Stored entries
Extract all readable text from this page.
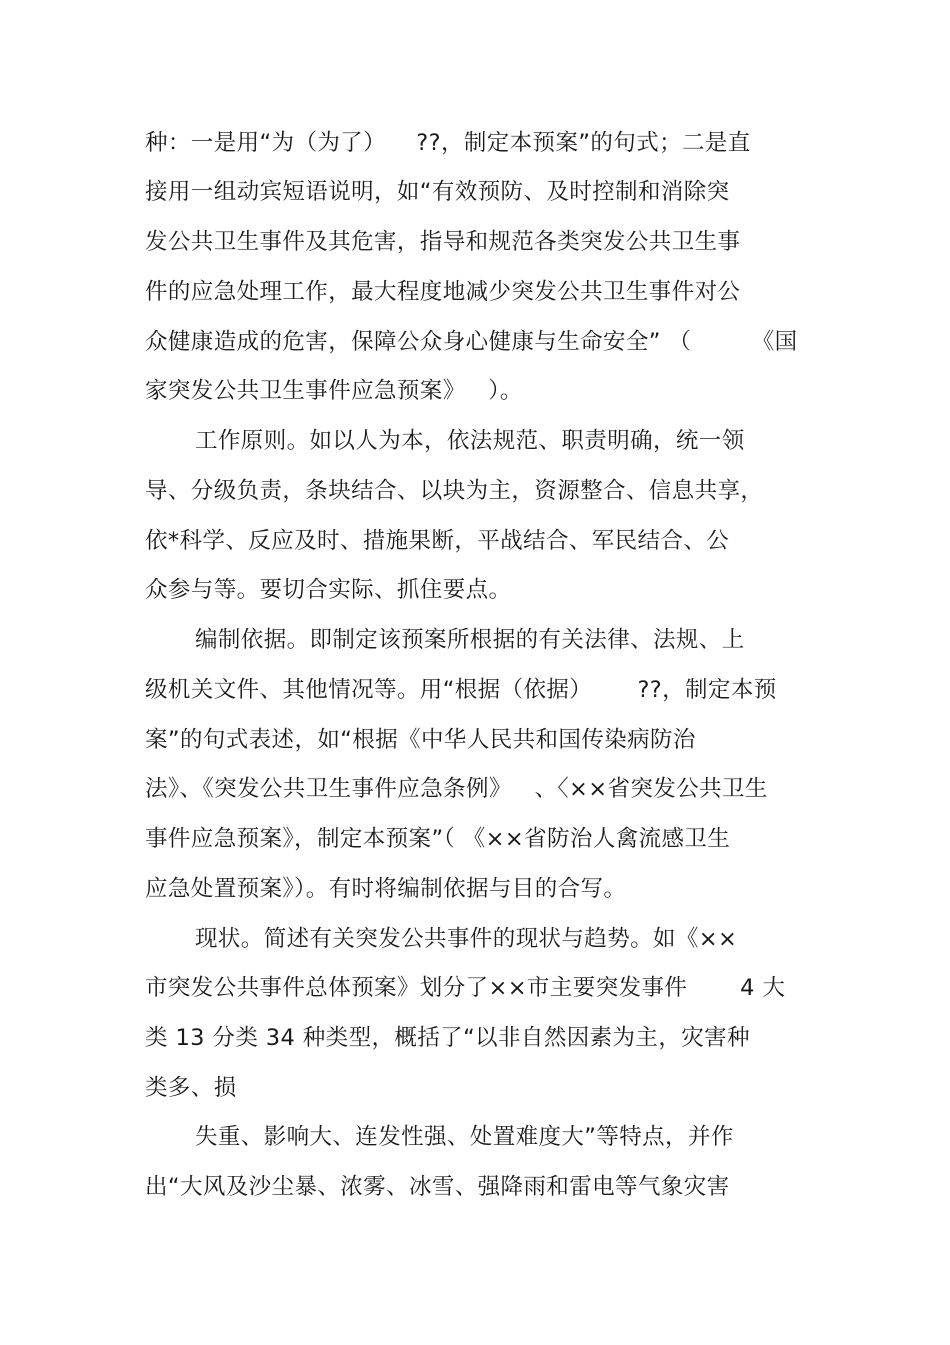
种：一是用“为（为了）    ??，制定本预案”的句式；二是直
接用一组动宾短语说明，如“有效预防、及时控制和消除突
发公共卫生事件及其危害，指导和规范各类突发公共卫生事
件的应急处理工作，最大程度地减少突发公共卫生事件对公
众健康造成的危害，保障公众身心健康与生命安全” （        《国
家突发公共卫生事件应急预案》   ）。
工作原则。如以人为本，依法规范、职责明确，统一领
导、分级负责，条块结合、以块为主，资源整合、信息共享，
依*科学、反应及时、措施果断，平战结合、军民结合、公
众参与等。要切合实际、抓住要点。
编制依据。即制定该预案所根据的有关法律、法规、上
级机关文件、其他情况等。用“根据（依据）      ??，制定本预
案”的句式表述，如“根据《中华人民共和国传染病防治
法》、《突发公共卫生事件应急条例》   、〈××省突发公共卫生
事件应急预案》，制定本预案”（ 《××省防治人禽流感卫生
应急处置预案》）。有时将编制依据与目的合写。
现状。简述有关突发公共事件的现状与趋势。如《××
市突发公共事件总体预案》划分了××市主要突发事件       4 大
类 13 分类 34 种类型，概括了“以非自然因素为主，灾害种
类多、损
失重、影响大、连发性强、处置难度大”等特点，并作
出“大风及沙尘暴、浓雾、冰雪、强降雨和雷电等气象灾害
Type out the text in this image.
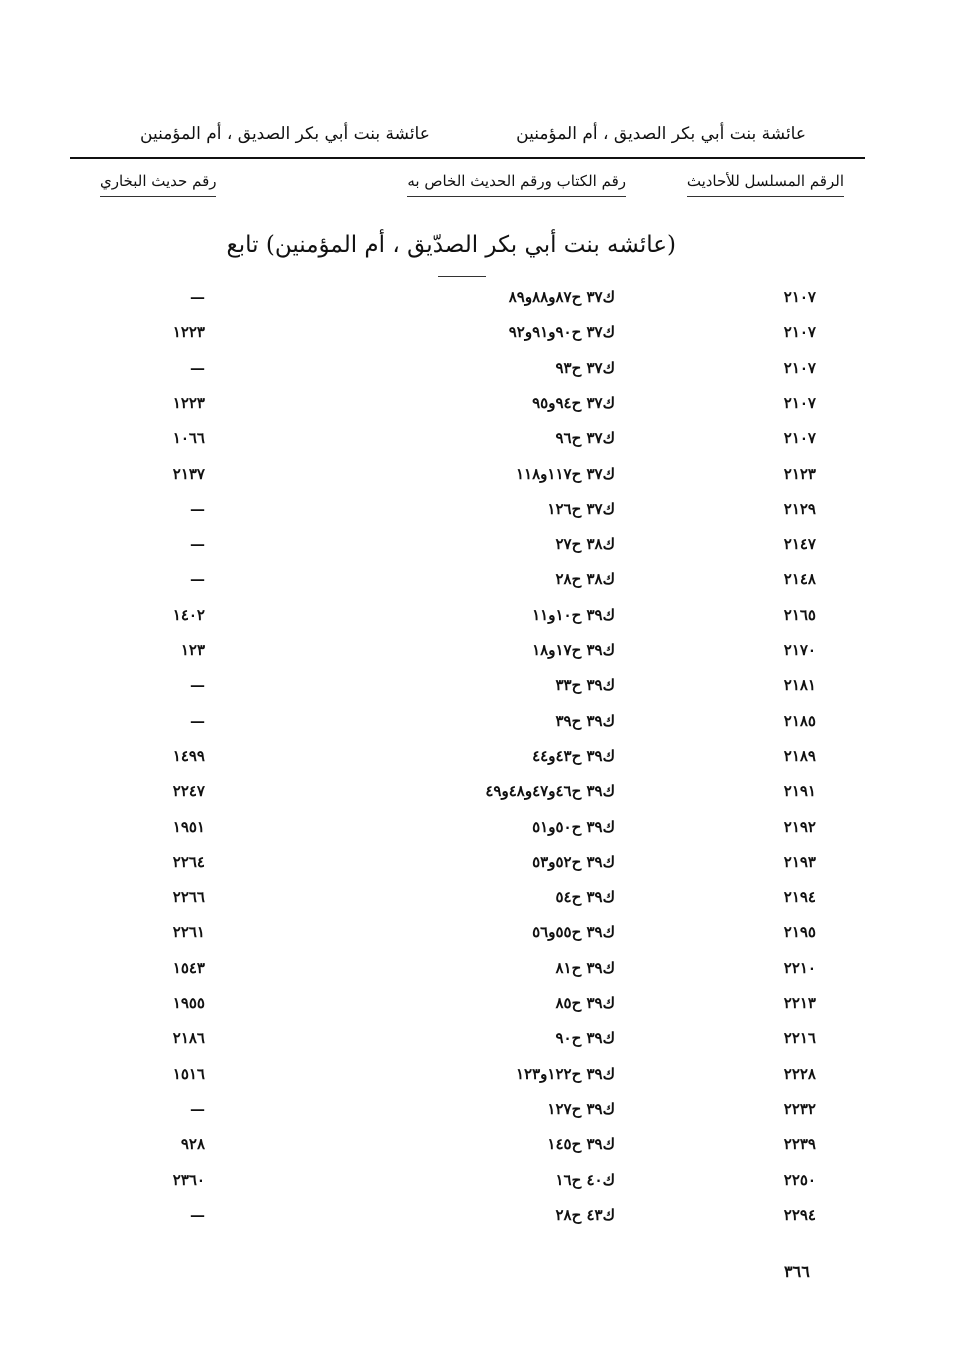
عائشة بنت أبي بكر الصديق ، أم المؤمنين
عائشة بنت أبي بكر الصديق ، أم المؤمنين
الرقم المسلسل للأحاديث
رقم الكتاب ورقم الحديث الخاص به
رقم حديث البخاري
(عائشه بنت أبي بكر الصدّيق ، أم المؤمنين) تابع
٢١٠٧
ك٣٧ ح٨٧و٨٨و٨٩
—
٢١٠٧
ك٣٧ ح٩٠و٩١و٩٢
١٢٢٣
٢١٠٧
ك٣٧ ح٩٣
—
٢١٠٧
ك٣٧ ح٩٤و٩٥
١٢٢٣
٢١٠٧
ك٣٧ ح٩٦
١٠٦٦
٢١٢٣
ك٣٧ ح١١٧و١١٨
٢١٣٧
٢١٢٩
ك٣٧ ح١٢٦
—
٢١٤٧
ك٣٨ ح٢٧
—
٢١٤٨
ك٣٨ ح٢٨
—
٢١٦٥
ك٣٩ ح١٠و١١
١٤٠٢
٢١٧٠
ك٣٩ ح١٧و١٨
١٢٣
٢١٨١
ك٣٩ ح٣٣
—
٢١٨٥
ك٣٩ ح٣٩
—
٢١٨٩
ك٣٩ ح٤٣و٤٤
١٤٩٩
٢١٩١
ك٣٩ ح٤٦و٤٧و٤٨و٤٩
٢٢٤٧
٢١٩٢
ك٣٩ ح٥٠و٥١
١٩٥١
٢١٩٣
ك٣٩ ح٥٢و٥٣
٢٢٦٤
٢١٩٤
ك٣٩ ح٥٤
٢٢٦٦
٢١٩٥
ك٣٩ ح٥٥و٥٦
٢٢٦١
٢٢١٠
ك٣٩ ح٨١
١٥٤٣
٢٢١٣
ك٣٩ ح٨٥
١٩٥٥
٢٢١٦
ك٣٩ ح٩٠
٢١٨٦
٢٢٢٨
ك٣٩ ح١٢٢و١٢٣
١٥١٦
٢٢٣٢
ك٣٩ ح١٢٧
—
٢٢٣٩
ك٣٩ ح١٤٥
٩٢٨
٢٢٥٠
ك٤٠ ح١٦
٢٣٦٠
٢٢٩٤
ك٤٣ ح٢٨
—
٣٦٦
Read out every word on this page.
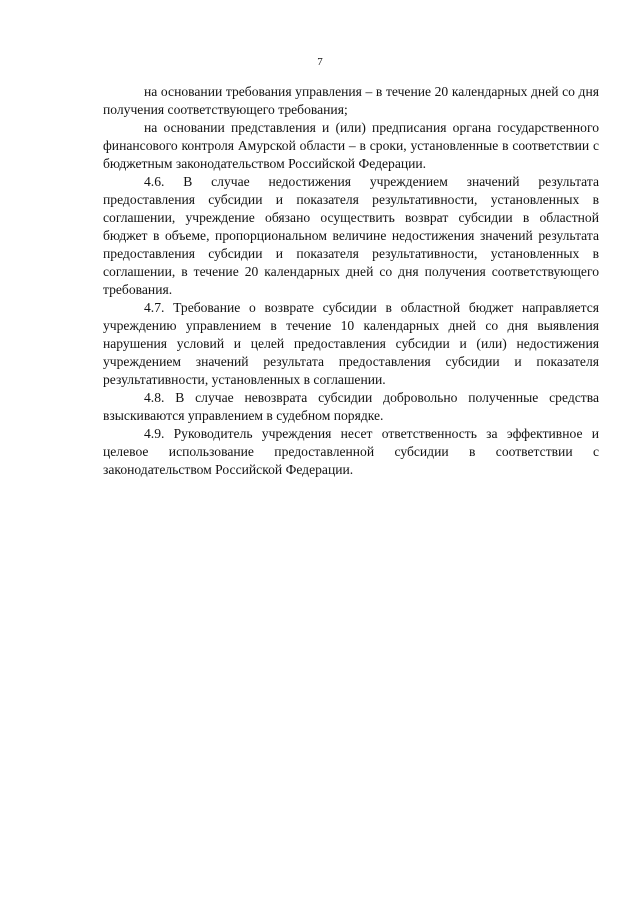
7

на основании требования управления – в течение 20 календарных дней со дня получения соответствующего требования;

на основании представления и (или) предписания органа государственного финансового контроля Амурской области – в сроки, установленные в соответствии с бюджетным законодательством Российской Федерации.

4.6. В случае недостижения учреждением значений результата предоставления субсидии и показателя результативности, установленных в соглашении, учреждение обязано осуществить возврат субсидии в областной бюджет в объеме, пропорциональном величине недостижения значений результата предоставления субсидии и показателя результативности, установленных в соглашении, в течение 20 календарных дней со дня получения соответствующего требования.

4.7. Требование о возврате субсидии в областной бюджет направляется учреждению управлением в течение 10 календарных дней со дня выявления нарушения условий и целей предоставления субсидии и (или) недостижения учреждением значений результата предоставления субсидии и показателя результативности, установленных в соглашении.

4.8. В случае невозврата субсидии добровольно полученные средства взыскиваются управлением в судебном порядке.

4.9. Руководитель учреждения несет ответственность за эффективное и целевое использование предоставленной субсидии в соответствии с законодательством Российской Федерации.
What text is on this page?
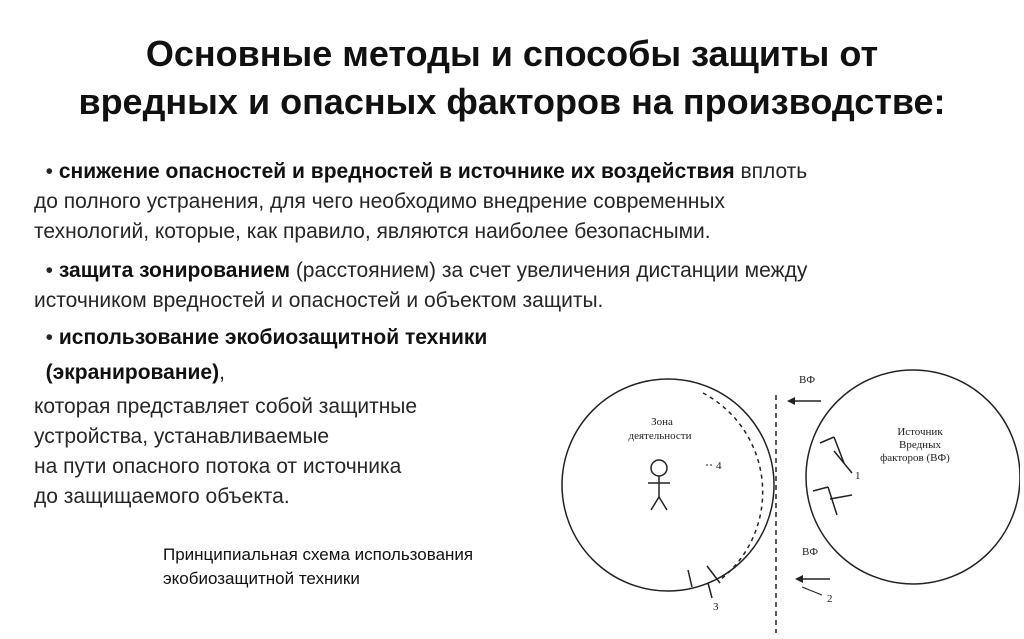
Основные методы и способы защиты от
вредных и опасных факторов на производстве:
• снижение опасностей и вредностей в источнике их воздействия вплоть
до полного устранения, для чего необходимо внедрение современных
технологий, которые, как правило, являются наиболее безопасными.
• защита зонированием (расстоянием) за счет увеличения дистанции между
источником вредностей и опасностей и объектом защиты.
• использование экобиозащитной техники
(экранирование),
которая представляет собой защитные
устройства, устанавливаемые
на пути опасного потока от источника
до защищаемого объекта.
Принципиальная схема использования
экобиозащитной техники
Зона
деятельности
4
3
ВФ
ВФ
2
Источник
Вредных
факторов (ВФ)
1
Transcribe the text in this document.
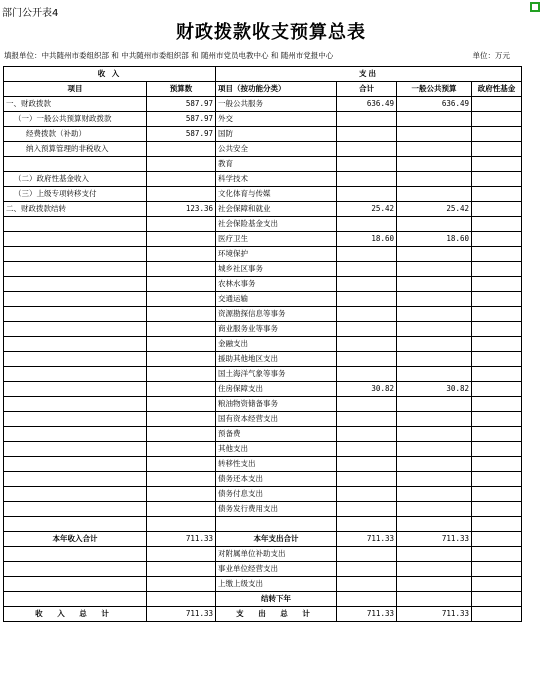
部门公开表4
财政拨款收支预算总表
填报单位：中共随州市委组织部 和 中共随州市委组织部 和 随州市党员电教中心 和 随州市党报中心	单位：万元
收 入		支出			
项目	预算数	项目（按功能分类）	合计	一般公共预算	政府性基金
一、财政拨款	587.97	一般公共服务	636.49	636.49	
（一）一般公共预算财政拨款	587.97	外交			
经费拨款（补助）	587.97	国防			
纳入预算管理的非税收入		公共安全			
		教育			
（二）政府性基金收入		科学技术			
（三）上级专项转移支付		文化体育与传媒			
二、财政拨款结转	123.36	社会保障和就业	25.42	25.42	
		社会保险基金支出			
		医疗卫生	18.60	18.60	
		环境保护			
		城乡社区事务			
		农林水事务			
		交通运输			
		资源勘探信息等事务			
		商业服务业等事务			
		金融支出			
		援助其他地区支出			
		国土海洋气象等事务			
		住房保障支出	30.82	30.82	
		粮油物资储备事务			
		国有资本经营支出			
		预备费			
		其他支出			
		转移性支出			
		债务还本支出			
		债务付息支出			
		债务发行费用支出			

本年收入合计	711.33	本年支出合计	711.33	711.33	
		对附属单位补助支出			
		事业单位经营支出			
		上缴上级支出			
		结转下年			
收 入 总 计	711.33	支 出 总 计	711.33	711.33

Aim
Beginning with the line that contains "Transcribe the text in this document." and ending with the last line of the data above, output those lines exactly and nothing more, without any pictures.

Solution
Transcribe the text in this document.
部门公开表4
财政拨款收支预算总表
填报单位：中共随州市委组织部 和 中共随州市委组织部 和 随州市党员电教中心 和 随州市党报中心	单位：万元
收 入		支出			
项目	预算数	项目（按功能分类）	合计	一般公共预算	政府性基金
一、财政拨款	587.97	一般公共服务	636.49	636.49	
（一）一般公共预算财政拨款	587.97	外交			
经费拨款（补助）	587.97	国防			
纳入预算管理的非税收入		公共安全			
		教育			
（二）政府性基金收入		科学技术			
（三）上级专项转移支付		文化体育与传媒			
二、财政拨款结转	123.36	社会保障和就业	25.42	25.42	
		社会保险基金支出			
		医疗卫生	18.60	18.60	
		环境保护			
		城乡社区事务			
		农林水事务			
		交通运输			
		资源勘探信息等事务			
		商业服务业等事务			
		金融支出			
		援助其他地区支出			
		国土海洋气象等事务			
		住房保障支出	30.82	30.82	
		粮油物资储备事务			
		国有资本经营支出			
		预备费			
		其他支出			
		转移性支出			
		债务还本支出			
		债务付息支出			
		债务发行费用支出			

本年收入合计	711.33	本年支出合计	711.33	711.33	
		对附属单位补助支出			
		事业单位经营支出			
		上缴上级支出			
		结转下年			
收 入 总 计	711.33	支 出 总 计	711.33	711.33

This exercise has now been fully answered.